Dataset content:
==============================

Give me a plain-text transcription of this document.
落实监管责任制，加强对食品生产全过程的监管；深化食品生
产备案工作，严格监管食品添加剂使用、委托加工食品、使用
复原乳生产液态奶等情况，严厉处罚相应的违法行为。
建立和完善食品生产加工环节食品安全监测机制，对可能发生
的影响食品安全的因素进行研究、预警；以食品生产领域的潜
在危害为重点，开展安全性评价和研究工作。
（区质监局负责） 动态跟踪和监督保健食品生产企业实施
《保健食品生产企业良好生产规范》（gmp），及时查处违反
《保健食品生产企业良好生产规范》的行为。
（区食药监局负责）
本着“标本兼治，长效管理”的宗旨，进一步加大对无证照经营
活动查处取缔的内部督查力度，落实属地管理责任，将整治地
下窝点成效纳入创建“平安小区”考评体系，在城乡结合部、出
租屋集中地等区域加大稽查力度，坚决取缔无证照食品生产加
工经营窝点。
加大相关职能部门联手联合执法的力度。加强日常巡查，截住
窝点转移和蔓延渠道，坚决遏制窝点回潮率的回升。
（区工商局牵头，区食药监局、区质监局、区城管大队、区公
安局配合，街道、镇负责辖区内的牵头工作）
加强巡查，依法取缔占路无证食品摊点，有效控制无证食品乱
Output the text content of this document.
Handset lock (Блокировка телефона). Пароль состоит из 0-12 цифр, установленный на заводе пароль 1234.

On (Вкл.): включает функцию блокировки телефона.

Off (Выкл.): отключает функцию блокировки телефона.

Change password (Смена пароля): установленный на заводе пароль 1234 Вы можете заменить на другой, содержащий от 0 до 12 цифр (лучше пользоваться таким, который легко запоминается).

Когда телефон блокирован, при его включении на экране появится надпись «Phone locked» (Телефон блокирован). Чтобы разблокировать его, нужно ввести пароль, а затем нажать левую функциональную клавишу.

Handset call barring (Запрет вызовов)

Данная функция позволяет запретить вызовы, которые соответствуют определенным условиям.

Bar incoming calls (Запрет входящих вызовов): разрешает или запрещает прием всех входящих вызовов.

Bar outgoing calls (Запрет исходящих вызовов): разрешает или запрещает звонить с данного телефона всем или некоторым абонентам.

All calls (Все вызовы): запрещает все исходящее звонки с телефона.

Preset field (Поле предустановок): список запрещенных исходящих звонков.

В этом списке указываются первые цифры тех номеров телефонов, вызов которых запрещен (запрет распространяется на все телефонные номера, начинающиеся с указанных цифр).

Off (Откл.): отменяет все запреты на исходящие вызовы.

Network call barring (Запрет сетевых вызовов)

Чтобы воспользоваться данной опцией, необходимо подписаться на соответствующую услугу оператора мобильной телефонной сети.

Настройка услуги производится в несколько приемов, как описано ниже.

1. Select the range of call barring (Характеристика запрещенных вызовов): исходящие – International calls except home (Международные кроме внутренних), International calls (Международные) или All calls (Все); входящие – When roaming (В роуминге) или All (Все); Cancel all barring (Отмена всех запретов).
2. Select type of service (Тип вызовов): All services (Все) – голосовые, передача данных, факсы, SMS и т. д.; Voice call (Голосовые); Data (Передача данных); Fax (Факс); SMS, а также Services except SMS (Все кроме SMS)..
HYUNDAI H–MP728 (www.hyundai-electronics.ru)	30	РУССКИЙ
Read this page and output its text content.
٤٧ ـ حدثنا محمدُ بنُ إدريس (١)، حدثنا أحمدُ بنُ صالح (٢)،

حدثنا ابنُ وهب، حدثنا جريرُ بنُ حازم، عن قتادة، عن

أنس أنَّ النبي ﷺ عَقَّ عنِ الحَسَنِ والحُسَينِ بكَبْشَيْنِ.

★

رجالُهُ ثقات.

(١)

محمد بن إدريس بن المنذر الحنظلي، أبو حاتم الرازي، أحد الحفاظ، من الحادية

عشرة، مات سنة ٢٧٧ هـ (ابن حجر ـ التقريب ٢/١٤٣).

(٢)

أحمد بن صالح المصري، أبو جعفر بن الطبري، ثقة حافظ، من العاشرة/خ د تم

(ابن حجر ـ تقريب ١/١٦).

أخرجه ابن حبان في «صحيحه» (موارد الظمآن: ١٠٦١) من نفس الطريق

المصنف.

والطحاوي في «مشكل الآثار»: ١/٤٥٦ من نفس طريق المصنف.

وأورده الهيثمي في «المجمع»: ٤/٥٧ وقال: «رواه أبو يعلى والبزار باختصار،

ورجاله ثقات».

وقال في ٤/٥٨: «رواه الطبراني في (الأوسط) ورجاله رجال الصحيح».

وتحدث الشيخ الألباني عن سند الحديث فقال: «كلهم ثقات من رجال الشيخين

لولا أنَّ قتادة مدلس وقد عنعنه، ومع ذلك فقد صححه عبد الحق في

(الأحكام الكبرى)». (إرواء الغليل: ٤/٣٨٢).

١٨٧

==============================

Direction: Reproduce the listing above verbatim, from first line to last.

Exercise answer:
Give me a plain-text transcription of this document.
落实监管责任制，加强对食品生产全过程的监管；深化食品生
产备案工作，严格监管食品添加剂使用、委托加工食品、使用
复原乳生产液态奶等情况，严厉处罚相应的违法行为。
建立和完善食品生产加工环节食品安全监测机制，对可能发生
的影响食品安全的因素进行研究、预警；以食品生产领域的潜
在危害为重点，开展安全性评价和研究工作。
（区质监局负责） 动态跟踪和监督保健食品生产企业实施
《保健食品生产企业良好生产规范》（gmp），及时查处违反
《保健食品生产企业良好生产规范》的行为。
（区食药监局负责）
本着“标本兼治，长效管理”的宗旨，进一步加大对无证照经营
活动查处取缔的内部督查力度，落实属地管理责任，将整治地
下窝点成效纳入创建“平安小区”考评体系，在城乡结合部、出
租屋集中地等区域加大稽查力度，坚决取缔无证照食品生产加
工经营窝点。
加大相关职能部门联手联合执法的力度。加强日常巡查，截住
窝点转移和蔓延渠道，坚决遏制窝点回潮率的回升。
（区工商局牵头，区食药监局、区质监局、区城管大队、区公
安局配合，街道、镇负责辖区内的牵头工作）
加强巡查，依法取缔占路无证食品摊点，有效控制无证食品乱
Output the text content of this document.
Handset lock (Блокировка телефона). Пароль состоит из 0-12 цифр, установленный на заводе пароль 1234.

On (Вкл.): включает функцию блокировки телефона.

Off (Выкл.): отключает функцию блокировки телефона.

Change password (Смена пароля): установленный на заводе пароль 1234 Вы можете заменить на другой, содержащий от 0 до 12 цифр (лучше пользоваться таким, который легко запоминается).

Когда телефон блокирован, при его включении на экране появится надпись «Phone locked» (Телефон блокирован). Чтобы разблокировать его, нужно ввести пароль, а затем нажать левую функциональную клавишу.

Handset call barring (Запрет вызовов)

Данная функция позволяет запретить вызовы, которые соответствуют определенным условиям.

Bar incoming calls (Запрет входящих вызовов): разрешает или запрещает прием всех входящих вызовов.

Bar outgoing calls (Запрет исходящих вызовов): разрешает или запрещает звонить с данного телефона всем или некоторым абонентам.

All calls (Все вызовы): запрещает все исходящее звонки с телефона.

Preset field (Поле предустановок): список запрещенных исходящих звонков.

В этом списке указываются первые цифры тех номеров телефонов, вызов которых запрещен (запрет распространяется на все телефонные номера, начинающиеся с указанных цифр).

Off (Откл.): отменяет все запреты на исходящие вызовы.

Network call barring (Запрет сетевых вызовов)

Чтобы воспользоваться данной опцией, необходимо подписаться на соответствующую услугу оператора мобильной телефонной сети.

Настройка услуги производится в несколько приемов, как описано ниже.

1. Select the range of call barring (Характеристика запрещенных вызовов): исходящие – International calls except home (Международные кроме внутренних), International calls (Международные) или All calls (Все); входящие – When roaming (В роуминге) или All (Все); Cancel all barring (Отмена всех запретов).
2. Select type of service (Тип вызовов): All services (Все) – голосовые, передача данных, факсы, SMS и т. д.; Voice call (Голосовые); Data (Передача данных); Fax (Факс); SMS, а также Services except SMS (Все кроме SMS)..
HYUNDAI H–MP728 (www.hyundai-electronics.ru)	30	РУССКИЙ
Read this page and output its text content.
٤٧ ـ حدثنا محمدُ بنُ إدريس (١)، حدثنا أحمدُ بنُ صالح (٢)،

حدثنا ابنُ وهب، حدثنا جريرُ بنُ حازم، عن قتادة، عن

أنس أنَّ النبي ﷺ عَقَّ عنِ الحَسَنِ والحُسَينِ بكَبْشَيْنِ.

★

رجالُهُ ثقات.

(١)

محمد بن إدريس بن المنذر الحنظلي، أبو حاتم الرازي، أحد الحفاظ، من الحادية

عشرة، مات سنة ٢٧٧ هـ (ابن حجر ـ التقريب ٢/١٤٣).

(٢)

أحمد بن صالح المصري، أبو جعفر بن الطبري، ثقة حافظ، من العاشرة/خ د تم

(ابن حجر ـ تقريب ١/١٦).

أخرجه ابن حبان في «صحيحه» (موارد الظمآن: ١٠٦١) من نفس الطريق

المصنف.

والطحاوي في «مشكل الآثار»: ١/٤٥٦ من نفس طريق المصنف.

وأورده الهيثمي في «المجمع»: ٤/٥٧ وقال: «رواه أبو يعلى والبزار باختصار،

ورجاله ثقات».

وقال في ٤/٥٨: «رواه الطبراني في (الأوسط) ورجاله رجال الصحيح».

وتحدث الشيخ الألباني عن سند الحديث فقال: «كلهم ثقات من رجال الشيخين

لولا أنَّ قتادة مدلس وقد عنعنه، ومع ذلك فقد صححه عبد الحق في

(الأحكام الكبرى)». (إرواء الغليل: ٤/٣٨٢).

١٨٧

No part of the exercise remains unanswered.